**Problem details**: Write out all of the entries that follow, word for word, but skip the pictures.

**Given records**:
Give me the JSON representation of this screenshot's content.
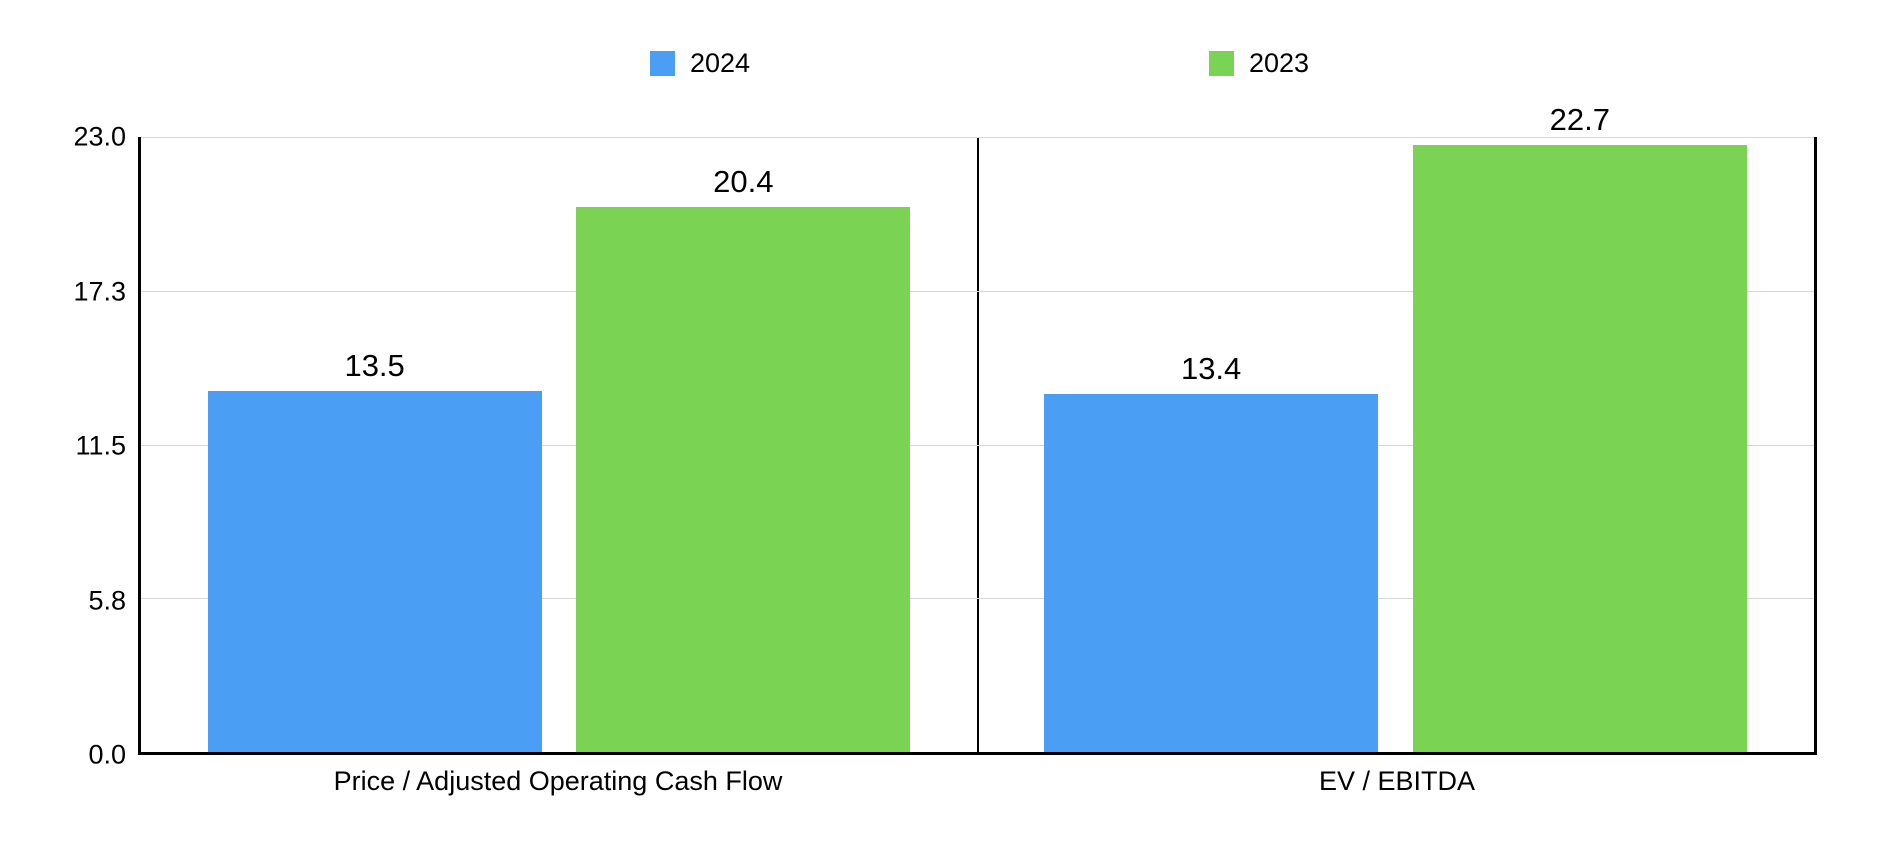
{
  "colors": {
    "series_2024": "#4A9EF4",
    "series_2023": "#7BD354",
    "gridline": "#d6d6d6",
    "axis": "#000000",
    "text": "#000000",
    "background": "#ffffff"
  },
  "legend": {
    "position": "top",
    "items": [
      {
        "label": "2024",
        "color": "#4A9EF4"
      },
      {
        "label": "2023",
        "color": "#7BD354"
      }
    ]
  },
  "chart_data": {
    "type": "bar",
    "title": "",
    "xlabel": "",
    "ylabel": "",
    "categories": [
      "Price / Adjusted Operating Cash Flow",
      "EV / EBITDA"
    ],
    "series": [
      {
        "name": "2024",
        "color": "#4A9EF4",
        "values": [
          13.5,
          13.4
        ]
      },
      {
        "name": "2023",
        "color": "#7BD354",
        "values": [
          20.4,
          22.7
        ]
      }
    ],
    "value_labels": [
      [
        "13.5",
        "13.4"
      ],
      [
        "20.4",
        "22.7"
      ]
    ],
    "ylim": [
      0,
      23.0
    ],
    "yticks": [
      "23.0",
      "17.3",
      "11.5",
      "5.8",
      "0.0"
    ],
    "grid": "horizontal",
    "legend_position": "top"
  }
}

**Result below**:
Give me the JSON representation of this screenshot's content.
{
  "colors": {
    "series_2024": "#4A9EF4",
    "series_2023": "#7BD354",
    "gridline": "#d6d6d6",
    "axis": "#000000",
    "text": "#000000",
    "background": "#ffffff"
  },
  "legend": {
    "position": "top",
    "items": [
      {
        "label": "2024",
        "color": "#4A9EF4"
      },
      {
        "label": "2023",
        "color": "#7BD354"
      }
    ]
  },
  "chart_data": {
    "type": "bar",
    "title": "",
    "xlabel": "",
    "ylabel": "",
    "categories": [
      "Price / Adjusted Operating Cash Flow",
      "EV / EBITDA"
    ],
    "series": [
      {
        "name": "2024",
        "color": "#4A9EF4",
        "values": [
          13.5,
          13.4
        ]
      },
      {
        "name": "2023",
        "color": "#7BD354",
        "values": [
          20.4,
          22.7
        ]
      }
    ],
    "value_labels": [
      [
        "13.5",
        "13.4"
      ],
      [
        "20.4",
        "22.7"
      ]
    ],
    "ylim": [
      0,
      23.0
    ],
    "yticks": [
      "23.0",
      "17.3",
      "11.5",
      "5.8",
      "0.0"
    ],
    "grid": "horizontal",
    "legend_position": "top"
  }
}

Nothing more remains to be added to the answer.